• _AIM_: Go through the lines below and copy each one that holds the string "this".

--- start of STORED ROWS ---

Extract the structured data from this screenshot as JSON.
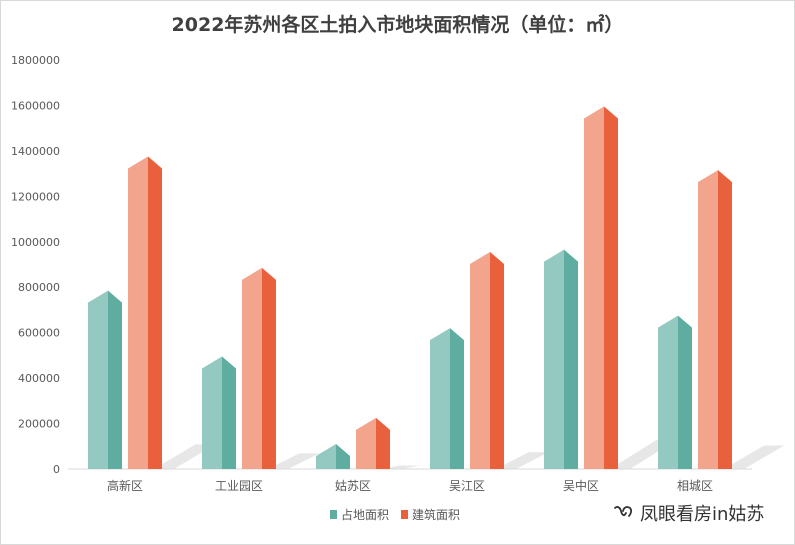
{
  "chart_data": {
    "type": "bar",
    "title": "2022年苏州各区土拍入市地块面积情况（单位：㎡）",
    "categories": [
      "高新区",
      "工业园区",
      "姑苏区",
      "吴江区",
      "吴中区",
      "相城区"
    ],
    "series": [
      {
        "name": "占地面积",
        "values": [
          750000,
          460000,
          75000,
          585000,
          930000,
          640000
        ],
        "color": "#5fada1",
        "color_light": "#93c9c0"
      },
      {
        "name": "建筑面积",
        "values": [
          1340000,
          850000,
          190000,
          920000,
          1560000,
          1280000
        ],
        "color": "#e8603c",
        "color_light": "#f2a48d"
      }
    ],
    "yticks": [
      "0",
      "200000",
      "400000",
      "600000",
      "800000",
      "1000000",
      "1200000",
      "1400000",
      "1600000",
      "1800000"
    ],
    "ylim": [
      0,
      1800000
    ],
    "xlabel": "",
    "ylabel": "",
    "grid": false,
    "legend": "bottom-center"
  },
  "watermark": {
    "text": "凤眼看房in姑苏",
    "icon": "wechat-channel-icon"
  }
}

--- end of STORED ROWS ---
--- start of STORED ROWS ---

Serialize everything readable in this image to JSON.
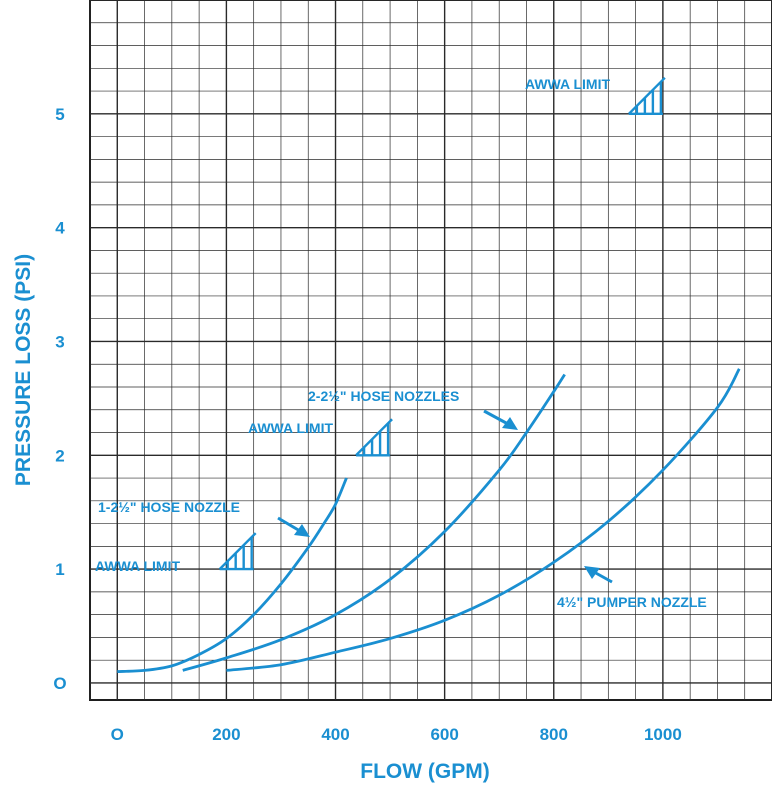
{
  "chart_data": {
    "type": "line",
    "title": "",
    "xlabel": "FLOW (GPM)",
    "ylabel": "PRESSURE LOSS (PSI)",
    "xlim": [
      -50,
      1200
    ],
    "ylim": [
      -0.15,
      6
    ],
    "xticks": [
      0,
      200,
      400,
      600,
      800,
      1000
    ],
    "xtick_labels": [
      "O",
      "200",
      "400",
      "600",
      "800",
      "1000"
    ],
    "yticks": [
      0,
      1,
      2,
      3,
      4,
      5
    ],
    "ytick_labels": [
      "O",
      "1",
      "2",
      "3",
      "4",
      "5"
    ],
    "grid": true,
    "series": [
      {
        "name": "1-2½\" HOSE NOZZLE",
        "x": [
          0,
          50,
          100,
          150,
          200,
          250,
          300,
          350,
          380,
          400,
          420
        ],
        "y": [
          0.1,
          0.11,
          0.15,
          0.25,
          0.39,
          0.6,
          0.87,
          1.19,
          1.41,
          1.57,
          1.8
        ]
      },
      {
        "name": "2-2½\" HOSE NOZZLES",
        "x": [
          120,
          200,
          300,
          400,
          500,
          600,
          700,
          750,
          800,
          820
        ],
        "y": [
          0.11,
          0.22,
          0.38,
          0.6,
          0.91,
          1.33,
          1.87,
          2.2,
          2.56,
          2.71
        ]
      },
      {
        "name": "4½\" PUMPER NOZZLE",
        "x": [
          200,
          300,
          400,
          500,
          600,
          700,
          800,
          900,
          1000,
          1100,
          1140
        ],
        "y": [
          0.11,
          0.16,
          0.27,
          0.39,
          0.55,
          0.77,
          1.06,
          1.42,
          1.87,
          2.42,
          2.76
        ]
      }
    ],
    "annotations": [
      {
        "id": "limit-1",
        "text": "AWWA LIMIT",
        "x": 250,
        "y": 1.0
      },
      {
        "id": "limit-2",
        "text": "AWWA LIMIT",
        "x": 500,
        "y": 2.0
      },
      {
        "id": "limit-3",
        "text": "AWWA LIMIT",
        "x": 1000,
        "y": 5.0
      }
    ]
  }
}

--- end of STORED ROWS ---

• _EXPECTED OUTPUT_:
Extract the structured data from this screenshot as JSON.
Serialize everything readable in this image to JSON.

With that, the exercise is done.